* The data:
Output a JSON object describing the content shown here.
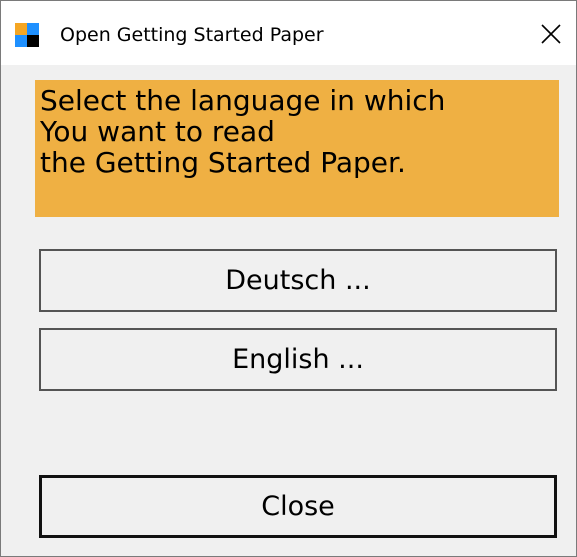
{
  "window": {
    "title": "Open Getting Started Paper",
    "close_icon": "close-icon",
    "app_icon": "app-logo-icon",
    "icon_colors": [
      "#f5a623",
      "#1e90ff",
      "#1e90ff",
      "#000000"
    ]
  },
  "message": {
    "lines": [
      "Select the language in which",
      "You want to read",
      "the Getting Started Paper."
    ],
    "background": "#efb043"
  },
  "buttons": {
    "deutsch": "Deutsch ...",
    "english": "English ...",
    "close": "Close"
  }
}
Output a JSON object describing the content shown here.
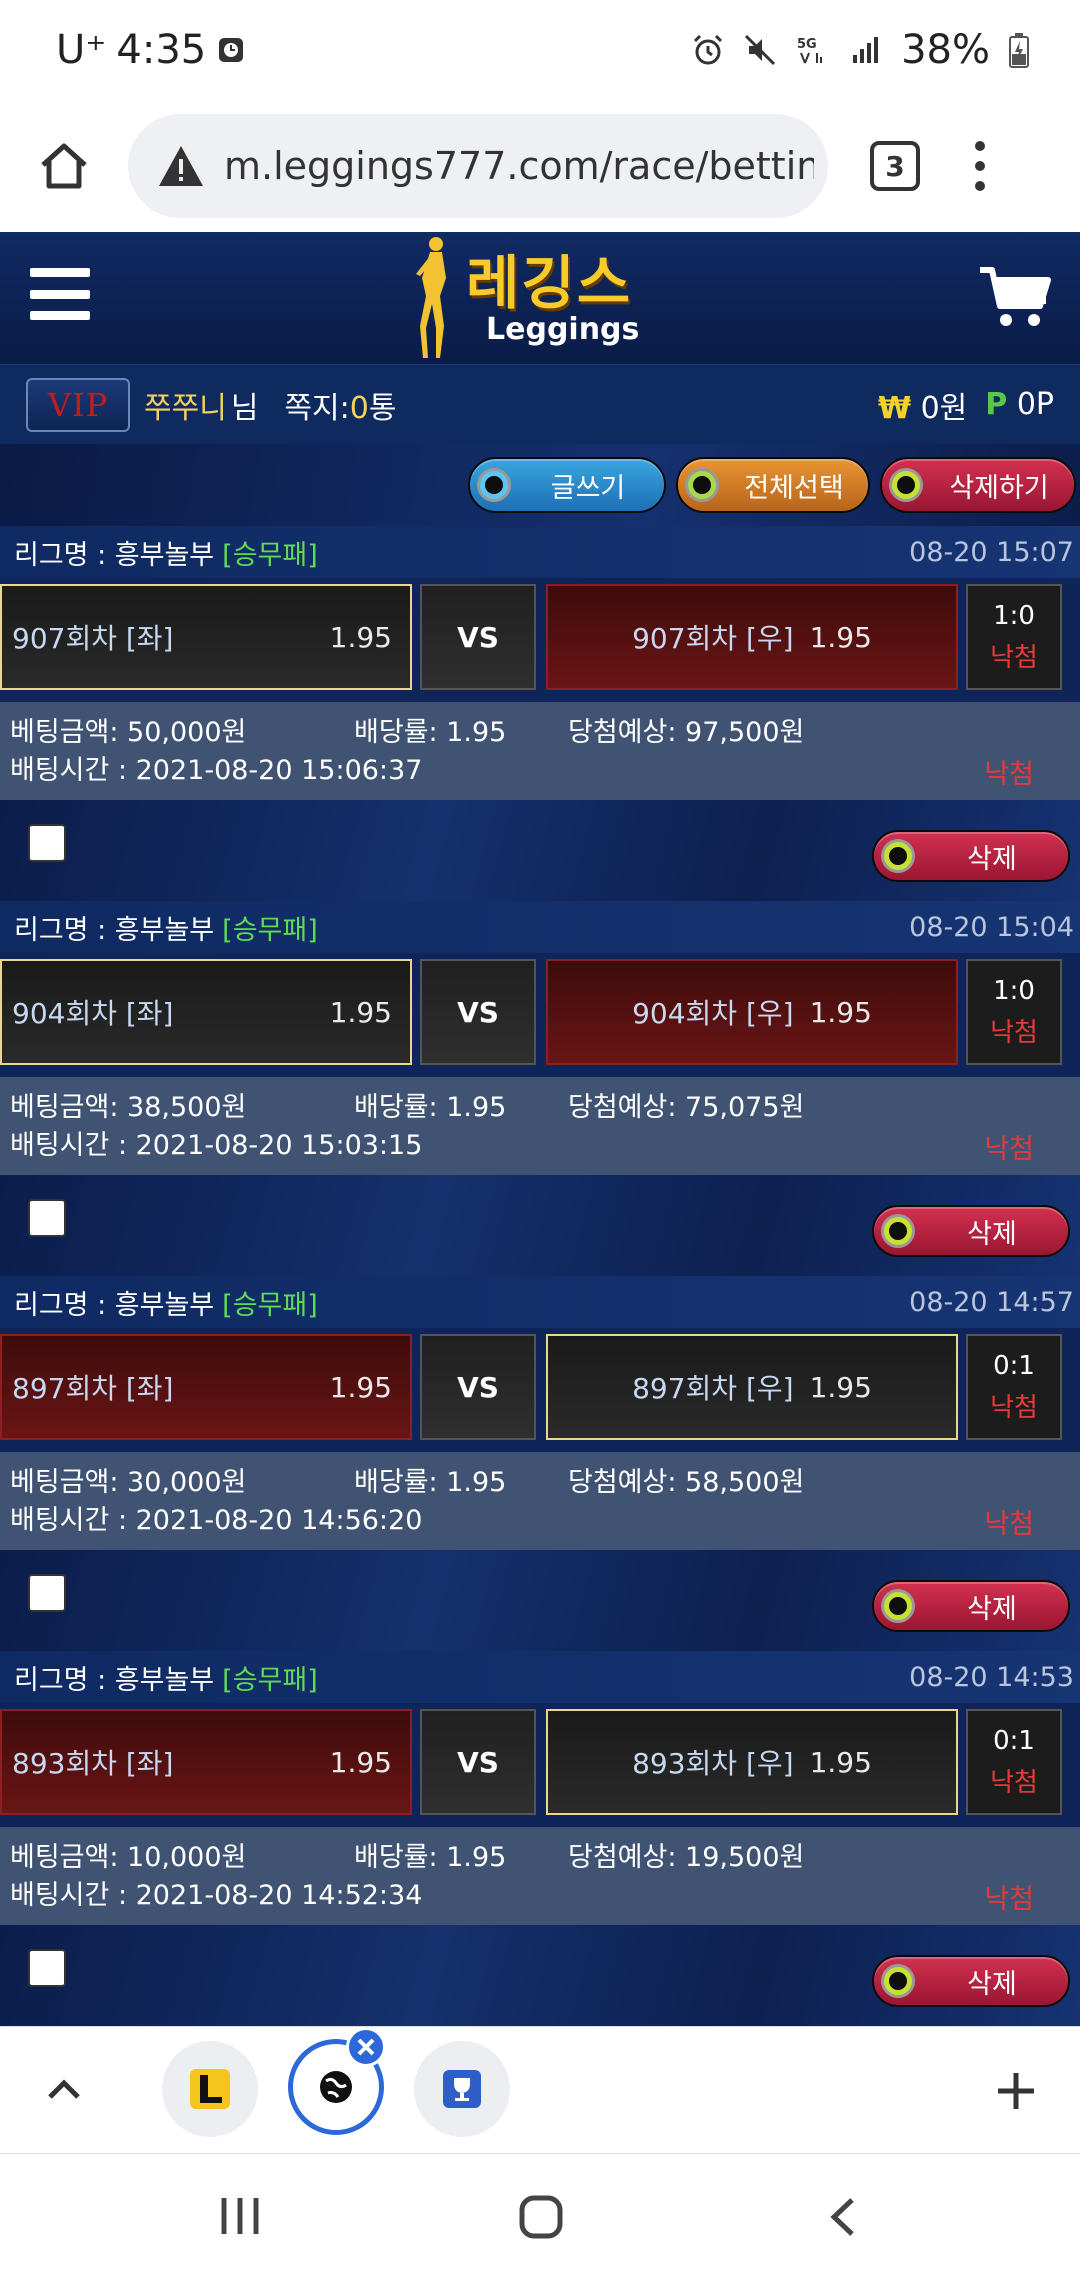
{
  "status_bar": {
    "carrier": "U⁺",
    "time": "4:35",
    "battery": "38%"
  },
  "browser": {
    "url": "m.leggings777.com/race/bettin",
    "tab_count": "3"
  },
  "site": {
    "logo_ko": "레깅스",
    "logo_en": "Leggings",
    "vip_label": "VIP",
    "nickname": "쭈쭈니",
    "nickname_suffix": "님",
    "message_label": "쪽지:",
    "message_count": "0",
    "message_unit": "통",
    "won_symbol": "₩",
    "money": "0원",
    "point_symbol": "P",
    "points": "0P"
  },
  "actions": {
    "write": "글쓰기",
    "select_all": "전체선택",
    "delete_selected": "삭제하기"
  },
  "bets": [
    {
      "league_label": "리그명 : 흥부놀부",
      "bet_type": "[승무패]",
      "datetime": "08-20 15:07",
      "left_team": "907회차 [좌]",
      "left_odds": "1.95",
      "vs": "VS",
      "right_team": "907회차 [우]",
      "right_odds": "1.95",
      "score": "1:0",
      "result": "낙첨",
      "amount": "베팅금액: 50,000원",
      "rate": "배당률: 1.95",
      "expected": "당첨예상: 97,500원",
      "bet_time": "배팅시간 : 2021-08-20 15:06:37",
      "status": "낙첨",
      "delete": "삭제"
    },
    {
      "league_label": "리그명 : 흥부놀부",
      "bet_type": "[승무패]",
      "datetime": "08-20 15:04",
      "left_team": "904회차 [좌]",
      "left_odds": "1.95",
      "vs": "VS",
      "right_team": "904회차 [우]",
      "right_odds": "1.95",
      "score": "1:0",
      "result": "낙첨",
      "amount": "베팅금액: 38,500원",
      "rate": "배당률: 1.95",
      "expected": "당첨예상: 75,075원",
      "bet_time": "배팅시간 : 2021-08-20 15:03:15",
      "status": "낙첨",
      "delete": "삭제"
    },
    {
      "league_label": "리그명 : 흥부놀부",
      "bet_type": "[승무패]",
      "datetime": "08-20 14:57",
      "left_team": "897회차 [좌]",
      "left_odds": "1.95",
      "vs": "VS",
      "right_team": "897회차 [우]",
      "right_odds": "1.95",
      "score": "0:1",
      "result": "낙첨",
      "amount": "베팅금액: 30,000원",
      "rate": "배당률: 1.95",
      "expected": "당첨예상: 58,500원",
      "bet_time": "배팅시간 : 2021-08-20 14:56:20",
      "status": "낙첨",
      "delete": "삭제"
    },
    {
      "league_label": "리그명 : 흥부놀부",
      "bet_type": "[승무패]",
      "datetime": "08-20 14:53",
      "left_team": "893회차 [좌]",
      "left_odds": "1.95",
      "vs": "VS",
      "right_team": "893회차 [우]",
      "right_odds": "1.95",
      "score": "0:1",
      "result": "낙첨",
      "amount": "베팅금액: 10,000원",
      "rate": "배당률: 1.95",
      "expected": "당첨예상: 19,500원",
      "bet_time": "배팅시간 : 2021-08-20 14:52:34",
      "status": "낙첨",
      "delete": "삭제"
    }
  ],
  "colors": {
    "site_bg": "#0d1f4a",
    "accent_gold": "#f7cc2a",
    "lost_red": "#e43a3a",
    "type_green": "#5ddc54"
  }
}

* Goal:
Quote the material in full and exactly; do not carry over its pictures.

* Final result:
Output a JSON object describing the content shown here.
{
  "window": {
    "title": "Open Getting Started Paper",
    "close_icon": "close-icon",
    "app_icon": "app-logo-icon",
    "icon_colors": [
      "#f5a623",
      "#1e90ff",
      "#1e90ff",
      "#000000"
    ]
  },
  "message": {
    "lines": [
      "Select the language in which",
      "You want to read",
      "the Getting Started Paper."
    ],
    "background": "#efb043"
  },
  "buttons": {
    "deutsch": "Deutsch ...",
    "english": "English ...",
    "close": "Close"
  }
}
Output a JSON object describing the content shown here.
{
  "status_bar": {
    "carrier": "U⁺",
    "time": "4:35",
    "battery": "38%"
  },
  "browser": {
    "url": "m.leggings777.com/race/bettin",
    "tab_count": "3"
  },
  "site": {
    "logo_ko": "레깅스",
    "logo_en": "Leggings",
    "vip_label": "VIP",
    "nickname": "쭈쭈니",
    "nickname_suffix": "님",
    "message_label": "쪽지:",
    "message_count": "0",
    "message_unit": "통",
    "won_symbol": "₩",
    "money": "0원",
    "point_symbol": "P",
    "points": "0P"
  },
  "actions": {
    "write": "글쓰기",
    "select_all": "전체선택",
    "delete_selected": "삭제하기"
  },
  "bets": [
    {
      "league_label": "리그명 : 흥부놀부",
      "bet_type": "[승무패]",
      "datetime": "08-20 15:07",
      "left_team": "907회차 [좌]",
      "left_odds": "1.95",
      "vs": "VS",
      "right_team": "907회차 [우]",
      "right_odds": "1.95",
      "score": "1:0",
      "result": "낙첨",
      "amount": "베팅금액: 50,000원",
      "rate": "배당률: 1.95",
      "expected": "당첨예상: 97,500원",
      "bet_time": "배팅시간 : 2021-08-20 15:06:37",
      "status": "낙첨",
      "delete": "삭제"
    },
    {
      "league_label": "리그명 : 흥부놀부",
      "bet_type": "[승무패]",
      "datetime": "08-20 15:04",
      "left_team": "904회차 [좌]",
      "left_odds": "1.95",
      "vs": "VS",
      "right_team": "904회차 [우]",
      "right_odds": "1.95",
      "score": "1:0",
      "result": "낙첨",
      "amount": "베팅금액: 38,500원",
      "rate": "배당률: 1.95",
      "expected": "당첨예상: 75,075원",
      "bet_time": "배팅시간 : 2021-08-20 15:03:15",
      "status": "낙첨",
      "delete": "삭제"
    },
    {
      "league_label": "리그명 : 흥부놀부",
      "bet_type": "[승무패]",
      "datetime": "08-20 14:57",
      "left_team": "897회차 [좌]",
      "left_odds": "1.95",
      "vs": "VS",
      "right_team": "897회차 [우]",
      "right_odds": "1.95",
      "score": "0:1",
      "result": "낙첨",
      "amount": "베팅금액: 30,000원",
      "rate": "배당률: 1.95",
      "expected": "당첨예상: 58,500원",
      "bet_time": "배팅시간 : 2021-08-20 14:56:20",
      "status": "낙첨",
      "delete": "삭제"
    },
    {
      "league_label": "리그명 : 흥부놀부",
      "bet_type": "[승무패]",
      "datetime": "08-20 14:53",
      "left_team": "893회차 [좌]",
      "left_odds": "1.95",
      "vs": "VS",
      "right_team": "893회차 [우]",
      "right_odds": "1.95",
      "score": "0:1",
      "result": "낙첨",
      "amount": "베팅금액: 10,000원",
      "rate": "배당률: 1.95",
      "expected": "당첨예상: 19,500원",
      "bet_time": "배팅시간 : 2021-08-20 14:52:34",
      "status": "낙첨",
      "delete": "삭제"
    }
  ],
  "colors": {
    "site_bg": "#0d1f4a",
    "accent_gold": "#f7cc2a",
    "lost_red": "#e43a3a",
    "type_green": "#5ddc54"
  }
}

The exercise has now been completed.